▸ WRITTEN REQUEST:
Show every line that has the string "xlabel" in it.

[Figure record listings]
-- Start --

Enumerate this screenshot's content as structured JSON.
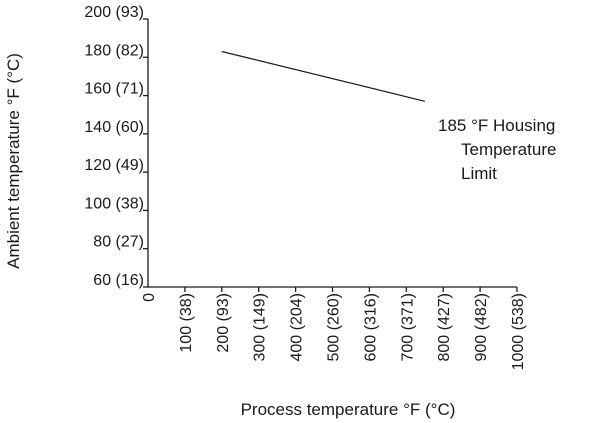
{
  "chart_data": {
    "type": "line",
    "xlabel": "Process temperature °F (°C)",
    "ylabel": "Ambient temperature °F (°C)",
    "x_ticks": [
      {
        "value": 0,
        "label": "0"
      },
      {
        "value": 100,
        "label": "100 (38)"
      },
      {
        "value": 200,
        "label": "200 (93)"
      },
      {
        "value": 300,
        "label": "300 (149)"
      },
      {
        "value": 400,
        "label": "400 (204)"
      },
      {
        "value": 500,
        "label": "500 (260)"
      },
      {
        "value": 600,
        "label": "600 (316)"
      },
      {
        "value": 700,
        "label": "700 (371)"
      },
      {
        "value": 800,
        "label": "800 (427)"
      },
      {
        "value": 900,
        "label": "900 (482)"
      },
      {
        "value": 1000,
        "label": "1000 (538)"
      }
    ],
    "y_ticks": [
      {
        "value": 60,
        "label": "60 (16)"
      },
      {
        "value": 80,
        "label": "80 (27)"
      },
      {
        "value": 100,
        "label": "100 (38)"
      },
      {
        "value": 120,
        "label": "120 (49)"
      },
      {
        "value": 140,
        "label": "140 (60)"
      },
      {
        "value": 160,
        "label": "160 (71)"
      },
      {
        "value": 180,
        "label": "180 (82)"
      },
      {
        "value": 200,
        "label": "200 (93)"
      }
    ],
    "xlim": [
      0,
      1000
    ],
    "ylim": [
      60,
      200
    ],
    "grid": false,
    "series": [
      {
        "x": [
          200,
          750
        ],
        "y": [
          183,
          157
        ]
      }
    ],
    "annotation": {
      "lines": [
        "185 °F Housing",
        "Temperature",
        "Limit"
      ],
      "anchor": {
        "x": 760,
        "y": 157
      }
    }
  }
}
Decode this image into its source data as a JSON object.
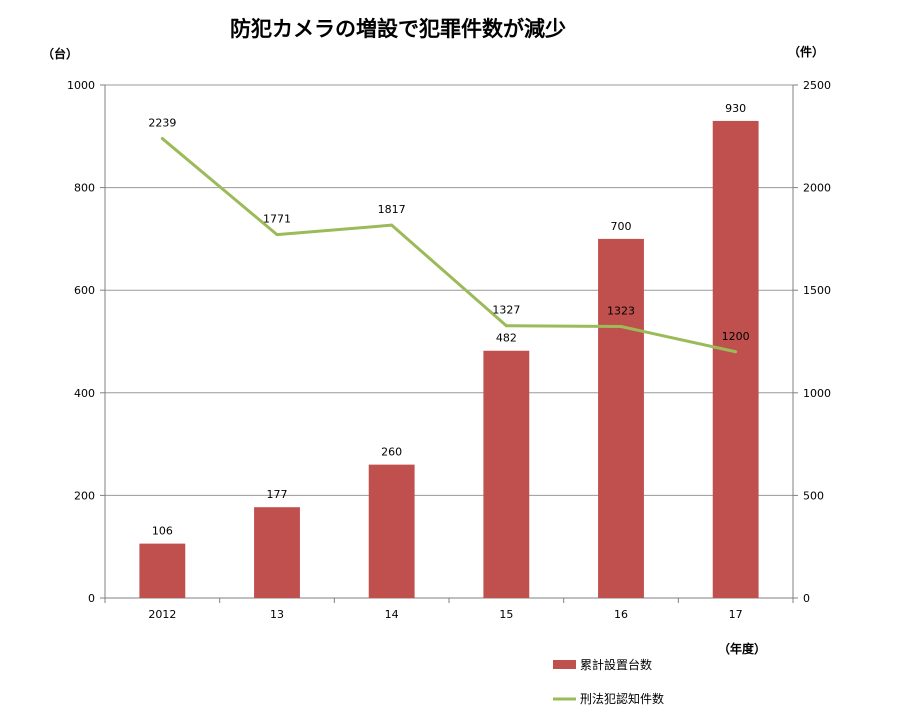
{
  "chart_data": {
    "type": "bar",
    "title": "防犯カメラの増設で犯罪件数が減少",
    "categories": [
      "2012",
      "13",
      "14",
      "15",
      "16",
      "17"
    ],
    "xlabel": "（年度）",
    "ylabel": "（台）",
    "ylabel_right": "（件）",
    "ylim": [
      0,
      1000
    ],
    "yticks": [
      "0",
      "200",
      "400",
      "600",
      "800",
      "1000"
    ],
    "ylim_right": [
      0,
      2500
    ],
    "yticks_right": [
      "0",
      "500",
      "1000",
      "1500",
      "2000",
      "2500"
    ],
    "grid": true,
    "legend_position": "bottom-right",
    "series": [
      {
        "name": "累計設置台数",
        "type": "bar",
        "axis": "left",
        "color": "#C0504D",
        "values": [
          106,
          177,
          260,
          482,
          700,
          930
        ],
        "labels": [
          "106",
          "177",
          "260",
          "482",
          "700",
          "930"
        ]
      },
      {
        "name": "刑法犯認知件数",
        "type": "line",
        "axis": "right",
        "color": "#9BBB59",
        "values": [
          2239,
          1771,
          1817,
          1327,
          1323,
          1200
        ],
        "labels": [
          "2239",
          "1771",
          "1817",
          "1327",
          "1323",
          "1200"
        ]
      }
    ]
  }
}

-- End --
-- Start --

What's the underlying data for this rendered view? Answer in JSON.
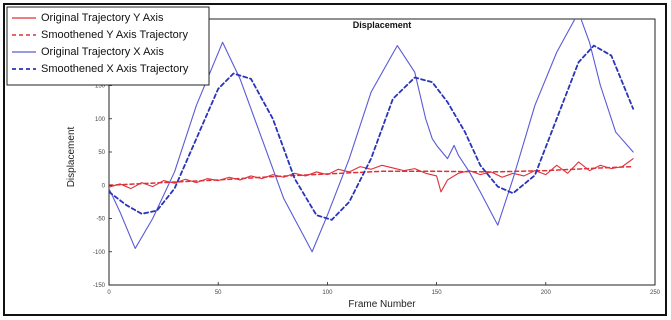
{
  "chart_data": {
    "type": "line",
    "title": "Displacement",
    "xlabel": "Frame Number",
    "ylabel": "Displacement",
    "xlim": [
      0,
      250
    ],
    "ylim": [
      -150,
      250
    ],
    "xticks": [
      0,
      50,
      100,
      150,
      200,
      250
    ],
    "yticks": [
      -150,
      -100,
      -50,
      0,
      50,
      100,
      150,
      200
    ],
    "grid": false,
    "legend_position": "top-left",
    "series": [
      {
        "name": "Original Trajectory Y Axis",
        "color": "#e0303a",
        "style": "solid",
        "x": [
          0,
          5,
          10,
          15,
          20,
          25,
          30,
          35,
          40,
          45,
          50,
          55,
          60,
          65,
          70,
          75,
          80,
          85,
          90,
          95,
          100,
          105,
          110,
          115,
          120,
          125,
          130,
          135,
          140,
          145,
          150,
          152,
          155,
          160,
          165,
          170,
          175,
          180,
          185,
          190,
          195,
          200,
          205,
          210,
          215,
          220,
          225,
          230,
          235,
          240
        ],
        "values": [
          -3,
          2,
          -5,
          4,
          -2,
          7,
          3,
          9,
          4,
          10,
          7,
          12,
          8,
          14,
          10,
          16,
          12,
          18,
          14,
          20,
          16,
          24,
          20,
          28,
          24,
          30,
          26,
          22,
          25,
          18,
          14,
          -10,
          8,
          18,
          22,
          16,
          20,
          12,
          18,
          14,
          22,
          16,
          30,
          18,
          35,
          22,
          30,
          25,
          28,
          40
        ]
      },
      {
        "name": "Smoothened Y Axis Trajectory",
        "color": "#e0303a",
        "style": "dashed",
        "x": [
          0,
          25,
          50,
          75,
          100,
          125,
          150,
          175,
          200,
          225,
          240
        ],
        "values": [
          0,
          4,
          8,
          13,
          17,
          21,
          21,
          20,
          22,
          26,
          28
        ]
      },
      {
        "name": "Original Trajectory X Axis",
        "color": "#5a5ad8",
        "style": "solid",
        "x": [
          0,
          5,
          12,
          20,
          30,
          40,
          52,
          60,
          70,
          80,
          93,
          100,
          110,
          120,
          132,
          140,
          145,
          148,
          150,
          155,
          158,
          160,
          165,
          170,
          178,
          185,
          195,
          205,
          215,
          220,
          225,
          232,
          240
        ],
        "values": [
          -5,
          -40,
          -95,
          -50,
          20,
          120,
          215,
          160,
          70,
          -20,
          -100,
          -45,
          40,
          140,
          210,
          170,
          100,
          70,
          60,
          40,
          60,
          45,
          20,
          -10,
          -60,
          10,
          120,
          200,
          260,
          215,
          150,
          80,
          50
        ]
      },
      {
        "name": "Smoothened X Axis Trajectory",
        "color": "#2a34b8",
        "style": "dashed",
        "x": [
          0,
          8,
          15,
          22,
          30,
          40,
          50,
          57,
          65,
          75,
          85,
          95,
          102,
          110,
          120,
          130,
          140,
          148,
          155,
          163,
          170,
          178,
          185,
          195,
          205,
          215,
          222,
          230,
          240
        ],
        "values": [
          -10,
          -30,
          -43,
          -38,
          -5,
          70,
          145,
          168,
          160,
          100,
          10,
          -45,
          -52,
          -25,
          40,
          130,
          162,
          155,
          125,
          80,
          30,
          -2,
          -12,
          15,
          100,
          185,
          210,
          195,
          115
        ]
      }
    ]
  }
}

-- End --
-- Start --

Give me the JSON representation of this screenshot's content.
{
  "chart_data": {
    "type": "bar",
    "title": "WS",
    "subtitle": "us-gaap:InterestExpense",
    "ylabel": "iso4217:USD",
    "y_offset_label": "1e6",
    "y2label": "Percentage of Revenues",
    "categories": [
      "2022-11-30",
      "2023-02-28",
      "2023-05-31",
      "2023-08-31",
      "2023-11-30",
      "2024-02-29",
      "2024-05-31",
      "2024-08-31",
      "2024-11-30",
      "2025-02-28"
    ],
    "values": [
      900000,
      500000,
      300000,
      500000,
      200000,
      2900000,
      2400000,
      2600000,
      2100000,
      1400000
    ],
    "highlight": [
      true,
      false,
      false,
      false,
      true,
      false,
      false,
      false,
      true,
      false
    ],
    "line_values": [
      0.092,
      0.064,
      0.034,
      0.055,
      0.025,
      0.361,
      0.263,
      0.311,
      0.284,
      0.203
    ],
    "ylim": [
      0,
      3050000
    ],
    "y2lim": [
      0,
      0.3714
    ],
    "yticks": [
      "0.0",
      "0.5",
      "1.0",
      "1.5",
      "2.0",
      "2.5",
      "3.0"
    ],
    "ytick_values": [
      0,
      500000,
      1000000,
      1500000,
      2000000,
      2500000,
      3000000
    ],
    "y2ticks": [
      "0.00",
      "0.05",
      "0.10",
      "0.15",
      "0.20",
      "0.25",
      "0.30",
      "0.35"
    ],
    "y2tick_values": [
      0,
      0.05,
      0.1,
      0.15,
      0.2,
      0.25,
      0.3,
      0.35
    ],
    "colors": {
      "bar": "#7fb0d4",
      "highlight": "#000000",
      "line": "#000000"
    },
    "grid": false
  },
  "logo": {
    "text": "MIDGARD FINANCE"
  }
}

-- End --

▸ EXPECTED ANSWER:
    "xlabel": "Process temperature °F (°C)",
    "xlabel": "（年度）",
    "xlabel": "Frame Number",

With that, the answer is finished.